### GOAL 1:
Answer these questions about the passage on Euphemia Lamb, one line each:
(a) Which name did Virginia and Duncan keep using for her?
(b) What nickname did John give her?
(c) Who received the letter Virginia Woolf wrote in April 1914?
### GOAL 2:
Write the next part of the passage on Euphemia Lamb, picking up after its final sentence.

### EXCERPTED PASSAGE:
<<<<

Her marriage to Henry Lamb on 10 May 1906 was prompted by her recently discovered pregnancy. By this time she was widely known as Euphemia, although Virginia and Duncan continued to know her as Nina. It was Lamb who renamed her, ‘since she reminded him so much of Mantegna’s Saint’. After suffering a miscarriage, her marriage to Lamb came apart and both partners became entangled elsewhere. While Augustus John admired her ‘pale oval face and heavy honey-coloured hair’, C.R.W. Nevinson thought her ‘a lovely ash blonde’. She was a muse to many artists and modelled frequently in the years before the First World War, each time being reinvented to suit the artistic needs of those she sat for.
In 1907, Euphemia modelled for ‘countless studies’ by John. These were mostly eloquent full-length pencil portraits, which show her wreathed in full-length dresses with heavy, dense skirts, sometimes elaborated with a sash. His full-face portrait of her has greater pathos and intimacy, and unusually depicts her with a fringe. John’s nickname for Euphemia was ‘Lobelia’, reflecting both a streak of Whitmanesque poetic whimsy and the intimate, even possessive nature of his relationship with her at the time. But it was a short-lived intimacy. In his autobiography Chiaroscuro, John mentioned her once only and then in relation to James Dickson Innes with whom she had a love affair—she was described there simply as ‘his Euphemia’.
In both John’s drawing and Epstein’s two portrait busts of Lamb, her mouth is open. In a memoir, Viva King wrote: ‘I fancy I can hear, through the open mouth, her ugly voice.’ She alienated some people—King amongst them perhaps—on account of her many sexual affairs. Her physical presence could be provoking, and she reportedly wore ‘no corset or underclothes’. She was remarkably free living for the times (John called her ‘eccentric’) and fostered insecurity in many wives and mistresses. Although her behaviour elicited varying degrees of opprobrium, she exercised considerable freedom at a time when most women monogamously connected to artists were freighted with domestic and childbearing duties. In a letter to Violet Dickinson written in April 1914, Virginia Woolf described Lamb with conflicting notes of admiration and distaste:
I think she is by this time a professional mistress. She has lived with various people. […] I believe she’s rather nice and pretty—but without any morals. […] I don’t think she’s wanting, and she certainly was amazingly pretty. I think she moved from person to person—I could write pages of her adventures, because she used to appear at intervals with amazing stories of her doings, which were partly invented, but I think she was very attractive to a good many people.

>>>>

### DATA SECTION:
<<<<

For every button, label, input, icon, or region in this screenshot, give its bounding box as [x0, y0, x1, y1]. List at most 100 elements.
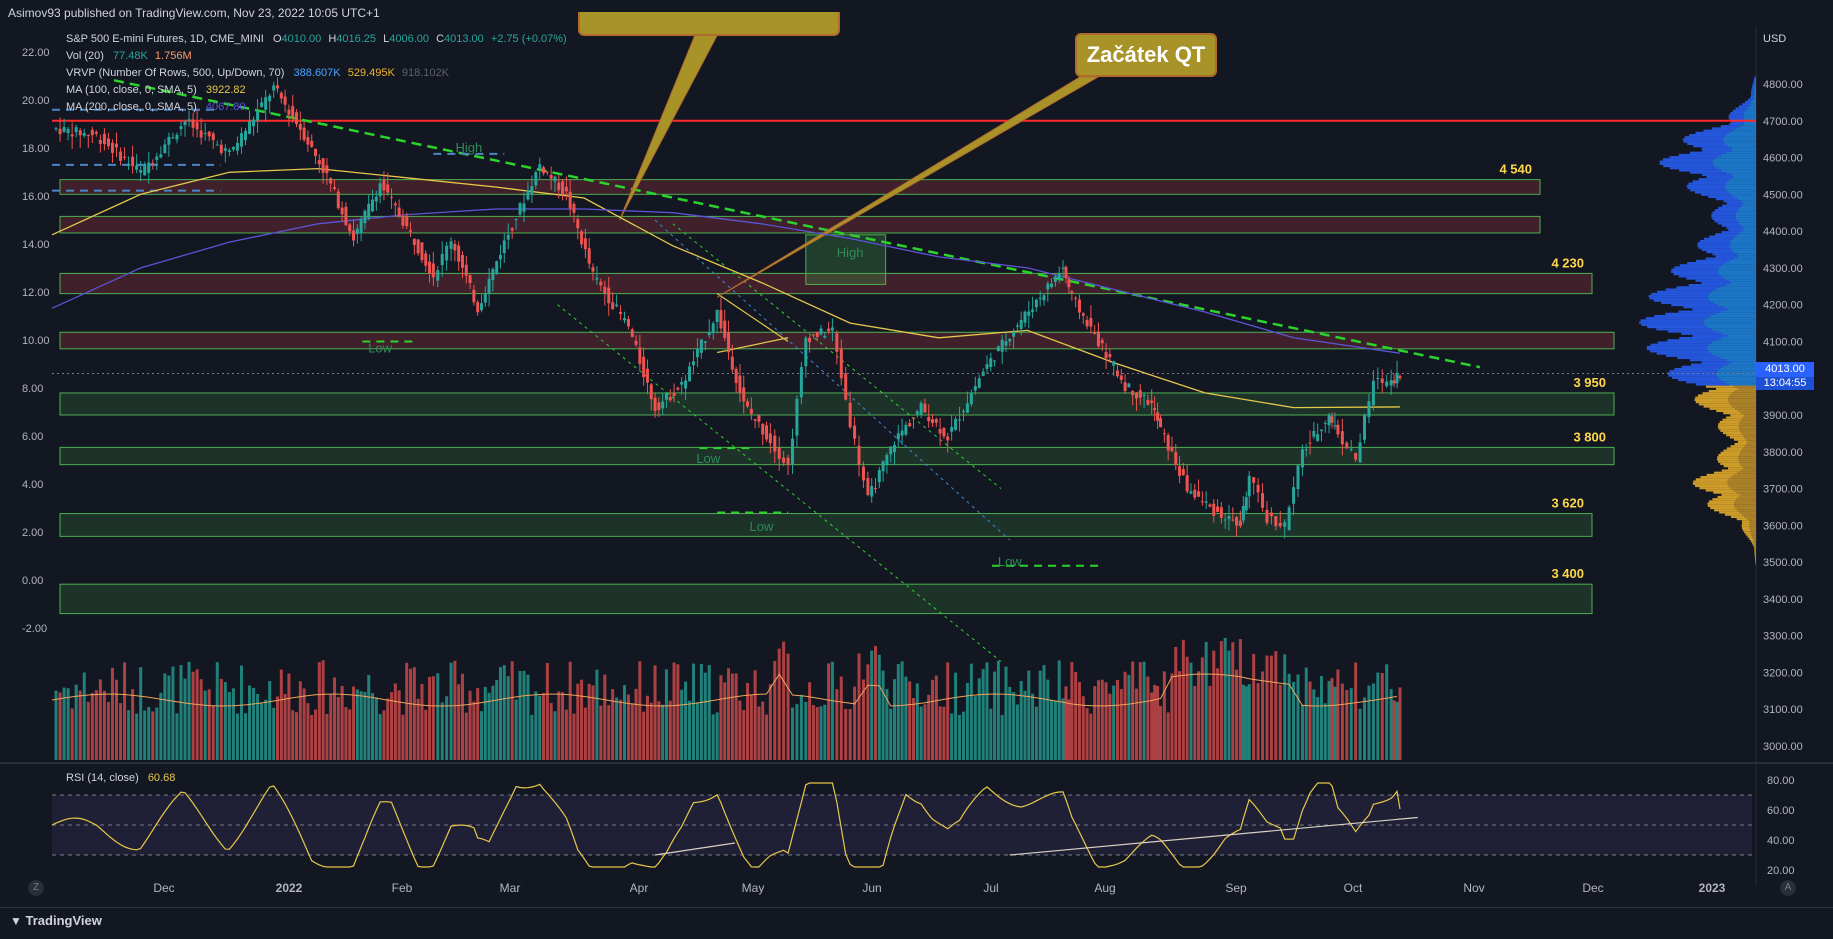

>>>>

### REPLY 1:
(a) Nina
(b) Lobelia
(c) Violet Dickinson

### REPLY 2:
Epstein’s ‘second portrait’ of Lamb adapts the classical format of the portrait bust. The flat bottom of the bronze, shorn of the moulded plinth used in so many traditional busts, gives a sense of Epstein’s artistic projectile—moving away from conventional forms of working towards a more transgressive practice. The sensual quality of the sitter’s body is communicated: it is cropped to include the beginnings of her arms and her breasts, the latter partially concealed behind a strapless slip, adorned with a protruding angular bow. The modelling and detailing are naturalistic and vital, and the line of her shoulders and the curve of her back suggest a sense of Lamb’s posture. To treat a named sitter with such freedom was unusual. It suggests the complicity of the model and the artist—Lamb being indifferent towards social propriety on one hand, and Epstein pursuing his own distinctive artistic and erotic purposes on the other.

Notwithstanding narrow perceptions of her as an artist’s model and a ‘professional mistress’, Lamb was a remarkable personality who lived for more than having her likeness set down. She transcends the images of herself that survived her. Piano Nobile is displaying four portrayals of her—those by Epstein, John, Lamb and Innes illustrated here—in the exhibition Augustus John and the First Crisis of Brilliance, and together they invite consideration of her as a person, not merely a life model. She played a significant role in the broader culture of her time, a vivid character who contributed to the circumstances that enabled such searching and original art to be created.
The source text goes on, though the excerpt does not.